### WHAT YOU NEED TO DO:
Please report every line from the material that contains the word "공사감독자".

### DATA RECORDS:
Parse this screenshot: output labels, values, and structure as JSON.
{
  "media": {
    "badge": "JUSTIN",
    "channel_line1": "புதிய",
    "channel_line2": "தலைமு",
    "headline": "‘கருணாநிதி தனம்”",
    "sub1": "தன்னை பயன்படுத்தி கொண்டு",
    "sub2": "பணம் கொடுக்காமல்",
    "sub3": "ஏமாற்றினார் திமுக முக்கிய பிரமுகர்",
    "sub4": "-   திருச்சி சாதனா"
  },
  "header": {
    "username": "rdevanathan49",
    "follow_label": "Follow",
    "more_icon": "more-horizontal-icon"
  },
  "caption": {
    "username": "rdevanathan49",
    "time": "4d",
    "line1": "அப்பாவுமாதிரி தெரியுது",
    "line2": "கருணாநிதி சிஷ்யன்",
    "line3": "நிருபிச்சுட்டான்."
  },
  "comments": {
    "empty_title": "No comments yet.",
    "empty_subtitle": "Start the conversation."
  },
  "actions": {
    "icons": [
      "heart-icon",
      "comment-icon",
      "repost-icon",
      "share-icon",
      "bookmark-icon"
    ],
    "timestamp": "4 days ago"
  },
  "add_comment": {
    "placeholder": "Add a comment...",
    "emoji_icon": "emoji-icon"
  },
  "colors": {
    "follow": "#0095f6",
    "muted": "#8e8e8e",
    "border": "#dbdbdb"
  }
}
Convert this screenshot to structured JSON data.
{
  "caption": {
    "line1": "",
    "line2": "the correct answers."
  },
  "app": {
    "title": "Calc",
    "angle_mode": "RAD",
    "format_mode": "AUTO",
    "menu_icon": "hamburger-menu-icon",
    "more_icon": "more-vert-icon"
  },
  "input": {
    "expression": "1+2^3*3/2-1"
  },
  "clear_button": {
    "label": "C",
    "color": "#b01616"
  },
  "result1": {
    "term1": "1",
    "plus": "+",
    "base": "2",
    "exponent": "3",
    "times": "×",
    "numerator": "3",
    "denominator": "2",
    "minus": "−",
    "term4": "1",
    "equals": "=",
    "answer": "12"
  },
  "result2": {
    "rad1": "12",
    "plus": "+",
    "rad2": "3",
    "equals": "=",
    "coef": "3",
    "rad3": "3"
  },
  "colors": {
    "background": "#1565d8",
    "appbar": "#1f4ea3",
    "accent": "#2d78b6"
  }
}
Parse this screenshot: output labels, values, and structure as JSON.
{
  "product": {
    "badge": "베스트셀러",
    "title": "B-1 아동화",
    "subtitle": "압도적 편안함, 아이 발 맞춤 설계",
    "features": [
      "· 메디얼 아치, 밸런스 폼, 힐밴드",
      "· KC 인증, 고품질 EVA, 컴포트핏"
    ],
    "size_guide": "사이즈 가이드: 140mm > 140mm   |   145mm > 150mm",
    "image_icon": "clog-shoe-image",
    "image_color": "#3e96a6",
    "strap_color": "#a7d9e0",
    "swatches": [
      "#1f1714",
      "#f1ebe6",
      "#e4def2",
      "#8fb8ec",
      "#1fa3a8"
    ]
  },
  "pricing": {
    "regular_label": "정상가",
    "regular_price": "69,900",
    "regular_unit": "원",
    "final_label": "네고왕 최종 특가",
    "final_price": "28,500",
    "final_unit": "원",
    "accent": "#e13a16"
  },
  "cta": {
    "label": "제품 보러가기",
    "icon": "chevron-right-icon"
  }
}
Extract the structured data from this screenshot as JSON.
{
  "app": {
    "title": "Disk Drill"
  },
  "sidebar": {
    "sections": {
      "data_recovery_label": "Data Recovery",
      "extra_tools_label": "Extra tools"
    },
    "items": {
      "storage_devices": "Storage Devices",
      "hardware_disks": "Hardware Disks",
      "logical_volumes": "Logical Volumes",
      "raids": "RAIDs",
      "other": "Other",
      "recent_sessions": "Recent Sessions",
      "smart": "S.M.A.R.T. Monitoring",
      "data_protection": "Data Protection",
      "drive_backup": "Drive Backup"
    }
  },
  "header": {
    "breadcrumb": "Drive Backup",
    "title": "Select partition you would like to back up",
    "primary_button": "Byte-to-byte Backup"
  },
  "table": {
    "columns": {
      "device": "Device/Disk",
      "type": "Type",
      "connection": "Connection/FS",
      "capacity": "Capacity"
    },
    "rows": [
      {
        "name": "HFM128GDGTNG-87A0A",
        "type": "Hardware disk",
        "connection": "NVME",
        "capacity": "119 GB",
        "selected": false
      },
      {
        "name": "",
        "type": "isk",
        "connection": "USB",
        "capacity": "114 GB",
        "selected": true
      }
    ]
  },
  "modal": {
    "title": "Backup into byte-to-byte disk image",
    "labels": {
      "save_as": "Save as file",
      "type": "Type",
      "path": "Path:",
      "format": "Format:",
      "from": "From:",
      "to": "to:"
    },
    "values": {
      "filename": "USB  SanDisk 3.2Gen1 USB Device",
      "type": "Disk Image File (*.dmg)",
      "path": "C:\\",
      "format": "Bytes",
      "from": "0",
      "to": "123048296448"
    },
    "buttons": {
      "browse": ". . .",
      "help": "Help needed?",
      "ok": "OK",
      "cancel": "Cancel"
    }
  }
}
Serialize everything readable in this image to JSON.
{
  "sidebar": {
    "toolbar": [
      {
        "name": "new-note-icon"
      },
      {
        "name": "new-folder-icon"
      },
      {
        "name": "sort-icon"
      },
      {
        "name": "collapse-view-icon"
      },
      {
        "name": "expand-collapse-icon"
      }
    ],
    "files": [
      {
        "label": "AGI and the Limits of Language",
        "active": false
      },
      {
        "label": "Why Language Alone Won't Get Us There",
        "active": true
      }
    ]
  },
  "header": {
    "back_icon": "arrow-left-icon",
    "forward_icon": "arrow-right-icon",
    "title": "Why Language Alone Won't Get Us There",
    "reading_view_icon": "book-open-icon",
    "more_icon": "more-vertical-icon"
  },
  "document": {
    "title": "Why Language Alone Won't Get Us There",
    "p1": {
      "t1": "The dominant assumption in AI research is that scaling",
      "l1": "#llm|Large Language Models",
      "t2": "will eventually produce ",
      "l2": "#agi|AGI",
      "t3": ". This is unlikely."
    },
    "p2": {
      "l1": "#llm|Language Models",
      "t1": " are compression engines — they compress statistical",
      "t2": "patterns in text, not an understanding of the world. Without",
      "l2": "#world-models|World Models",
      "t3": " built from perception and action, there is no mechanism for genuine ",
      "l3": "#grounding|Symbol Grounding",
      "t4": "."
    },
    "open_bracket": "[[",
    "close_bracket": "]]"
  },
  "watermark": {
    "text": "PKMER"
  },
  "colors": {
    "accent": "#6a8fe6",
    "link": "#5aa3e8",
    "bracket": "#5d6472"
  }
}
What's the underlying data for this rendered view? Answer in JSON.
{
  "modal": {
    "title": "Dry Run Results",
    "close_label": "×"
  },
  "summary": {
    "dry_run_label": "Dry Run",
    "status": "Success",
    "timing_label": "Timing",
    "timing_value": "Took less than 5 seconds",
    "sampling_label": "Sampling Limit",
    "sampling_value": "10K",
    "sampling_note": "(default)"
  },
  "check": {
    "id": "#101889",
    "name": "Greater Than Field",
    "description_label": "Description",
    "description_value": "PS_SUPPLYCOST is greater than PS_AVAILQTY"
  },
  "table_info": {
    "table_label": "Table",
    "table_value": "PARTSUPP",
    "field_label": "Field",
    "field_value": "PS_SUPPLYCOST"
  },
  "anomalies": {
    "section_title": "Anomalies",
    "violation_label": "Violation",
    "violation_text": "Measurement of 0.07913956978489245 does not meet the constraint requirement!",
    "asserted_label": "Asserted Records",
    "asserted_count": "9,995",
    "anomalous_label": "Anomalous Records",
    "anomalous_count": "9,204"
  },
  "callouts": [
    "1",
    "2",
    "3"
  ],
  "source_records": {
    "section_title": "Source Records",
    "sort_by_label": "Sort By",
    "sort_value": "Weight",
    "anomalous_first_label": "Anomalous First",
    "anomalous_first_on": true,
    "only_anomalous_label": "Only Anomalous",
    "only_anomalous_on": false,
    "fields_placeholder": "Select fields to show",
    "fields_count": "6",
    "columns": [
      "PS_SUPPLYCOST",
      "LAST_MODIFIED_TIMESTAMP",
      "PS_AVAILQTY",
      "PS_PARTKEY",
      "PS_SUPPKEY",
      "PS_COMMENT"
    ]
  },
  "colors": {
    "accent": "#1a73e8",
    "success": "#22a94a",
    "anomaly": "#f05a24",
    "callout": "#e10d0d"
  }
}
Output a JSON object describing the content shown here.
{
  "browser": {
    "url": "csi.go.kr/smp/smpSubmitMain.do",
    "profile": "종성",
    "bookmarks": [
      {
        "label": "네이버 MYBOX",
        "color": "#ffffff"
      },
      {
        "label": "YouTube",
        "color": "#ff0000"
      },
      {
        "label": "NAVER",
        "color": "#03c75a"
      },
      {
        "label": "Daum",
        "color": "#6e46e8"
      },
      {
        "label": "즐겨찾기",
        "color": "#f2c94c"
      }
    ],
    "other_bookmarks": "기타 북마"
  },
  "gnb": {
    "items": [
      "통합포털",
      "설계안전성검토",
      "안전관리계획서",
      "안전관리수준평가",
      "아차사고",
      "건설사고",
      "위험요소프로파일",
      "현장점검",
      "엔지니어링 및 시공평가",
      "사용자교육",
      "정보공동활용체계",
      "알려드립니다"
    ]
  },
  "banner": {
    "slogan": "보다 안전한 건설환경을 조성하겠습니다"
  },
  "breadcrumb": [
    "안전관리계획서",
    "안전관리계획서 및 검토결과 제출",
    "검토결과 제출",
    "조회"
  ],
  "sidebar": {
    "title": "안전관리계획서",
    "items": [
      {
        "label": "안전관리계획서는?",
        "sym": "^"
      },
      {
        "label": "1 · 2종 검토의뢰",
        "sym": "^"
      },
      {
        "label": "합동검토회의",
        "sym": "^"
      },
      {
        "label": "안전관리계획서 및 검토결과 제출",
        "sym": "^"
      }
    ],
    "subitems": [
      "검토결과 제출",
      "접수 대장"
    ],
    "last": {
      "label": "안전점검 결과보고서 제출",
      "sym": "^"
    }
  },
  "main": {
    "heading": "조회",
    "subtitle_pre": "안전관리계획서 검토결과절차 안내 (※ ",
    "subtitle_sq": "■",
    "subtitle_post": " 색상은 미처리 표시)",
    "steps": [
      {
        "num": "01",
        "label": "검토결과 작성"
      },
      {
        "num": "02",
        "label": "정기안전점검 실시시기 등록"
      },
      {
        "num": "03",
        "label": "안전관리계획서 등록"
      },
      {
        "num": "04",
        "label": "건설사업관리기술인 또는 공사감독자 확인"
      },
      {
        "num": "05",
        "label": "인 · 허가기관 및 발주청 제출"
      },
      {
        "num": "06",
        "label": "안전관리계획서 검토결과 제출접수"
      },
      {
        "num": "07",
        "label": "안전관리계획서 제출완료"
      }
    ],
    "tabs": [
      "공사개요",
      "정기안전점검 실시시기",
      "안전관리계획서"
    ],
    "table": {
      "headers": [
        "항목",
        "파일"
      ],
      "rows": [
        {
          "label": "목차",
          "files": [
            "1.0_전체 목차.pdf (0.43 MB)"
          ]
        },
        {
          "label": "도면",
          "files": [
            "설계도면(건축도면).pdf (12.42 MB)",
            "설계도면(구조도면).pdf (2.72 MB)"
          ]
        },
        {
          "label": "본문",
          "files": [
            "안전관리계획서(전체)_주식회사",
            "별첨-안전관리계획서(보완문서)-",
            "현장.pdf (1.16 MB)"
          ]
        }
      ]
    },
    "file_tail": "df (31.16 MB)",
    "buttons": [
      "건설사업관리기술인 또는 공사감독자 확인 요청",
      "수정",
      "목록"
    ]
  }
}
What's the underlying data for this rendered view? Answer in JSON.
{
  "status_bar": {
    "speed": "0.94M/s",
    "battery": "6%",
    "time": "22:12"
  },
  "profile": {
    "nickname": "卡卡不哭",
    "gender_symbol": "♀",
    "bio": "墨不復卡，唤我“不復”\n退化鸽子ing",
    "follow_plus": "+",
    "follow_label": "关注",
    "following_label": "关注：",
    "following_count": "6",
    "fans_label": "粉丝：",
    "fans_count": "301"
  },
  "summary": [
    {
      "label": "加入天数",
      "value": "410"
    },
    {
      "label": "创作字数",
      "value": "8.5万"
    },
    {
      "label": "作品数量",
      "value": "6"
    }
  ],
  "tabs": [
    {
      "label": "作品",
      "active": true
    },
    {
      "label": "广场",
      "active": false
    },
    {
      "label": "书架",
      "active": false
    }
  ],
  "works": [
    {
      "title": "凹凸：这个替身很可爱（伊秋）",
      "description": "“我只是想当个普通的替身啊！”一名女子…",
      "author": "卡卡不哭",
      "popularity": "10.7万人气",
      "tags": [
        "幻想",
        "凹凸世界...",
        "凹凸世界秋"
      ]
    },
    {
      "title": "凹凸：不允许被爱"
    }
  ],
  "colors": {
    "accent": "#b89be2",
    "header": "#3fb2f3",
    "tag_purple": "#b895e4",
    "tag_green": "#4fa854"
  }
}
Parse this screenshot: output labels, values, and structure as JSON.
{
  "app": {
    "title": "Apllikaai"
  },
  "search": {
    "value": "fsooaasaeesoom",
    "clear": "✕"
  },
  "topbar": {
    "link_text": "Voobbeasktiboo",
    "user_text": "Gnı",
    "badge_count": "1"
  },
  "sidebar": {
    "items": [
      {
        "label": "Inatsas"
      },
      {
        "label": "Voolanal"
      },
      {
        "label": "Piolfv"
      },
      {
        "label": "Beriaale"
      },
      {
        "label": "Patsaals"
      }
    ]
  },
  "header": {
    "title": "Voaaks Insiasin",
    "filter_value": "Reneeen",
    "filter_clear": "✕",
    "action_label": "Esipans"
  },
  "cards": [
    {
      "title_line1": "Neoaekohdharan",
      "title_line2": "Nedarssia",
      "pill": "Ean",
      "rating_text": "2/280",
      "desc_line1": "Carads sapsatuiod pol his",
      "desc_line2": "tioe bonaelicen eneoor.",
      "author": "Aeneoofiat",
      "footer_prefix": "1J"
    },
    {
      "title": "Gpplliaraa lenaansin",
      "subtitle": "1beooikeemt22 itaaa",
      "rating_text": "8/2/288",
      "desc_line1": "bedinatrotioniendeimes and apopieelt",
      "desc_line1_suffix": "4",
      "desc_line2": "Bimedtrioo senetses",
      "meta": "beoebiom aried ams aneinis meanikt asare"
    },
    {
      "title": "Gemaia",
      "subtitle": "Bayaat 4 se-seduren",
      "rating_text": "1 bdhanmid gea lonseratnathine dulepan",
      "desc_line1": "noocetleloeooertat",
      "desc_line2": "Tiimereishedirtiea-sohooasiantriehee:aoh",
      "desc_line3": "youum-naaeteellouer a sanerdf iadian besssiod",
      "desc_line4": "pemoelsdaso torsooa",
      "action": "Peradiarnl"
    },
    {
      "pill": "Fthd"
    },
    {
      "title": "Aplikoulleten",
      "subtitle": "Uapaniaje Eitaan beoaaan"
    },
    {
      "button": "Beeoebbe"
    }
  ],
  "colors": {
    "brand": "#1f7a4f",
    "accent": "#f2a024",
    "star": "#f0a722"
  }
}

### THE REPLY:
        "label": "건설사업관리기술인 또는 공사감독자 확인"
      "건설사업관리기술인 또는 공사감독자 확인 요청",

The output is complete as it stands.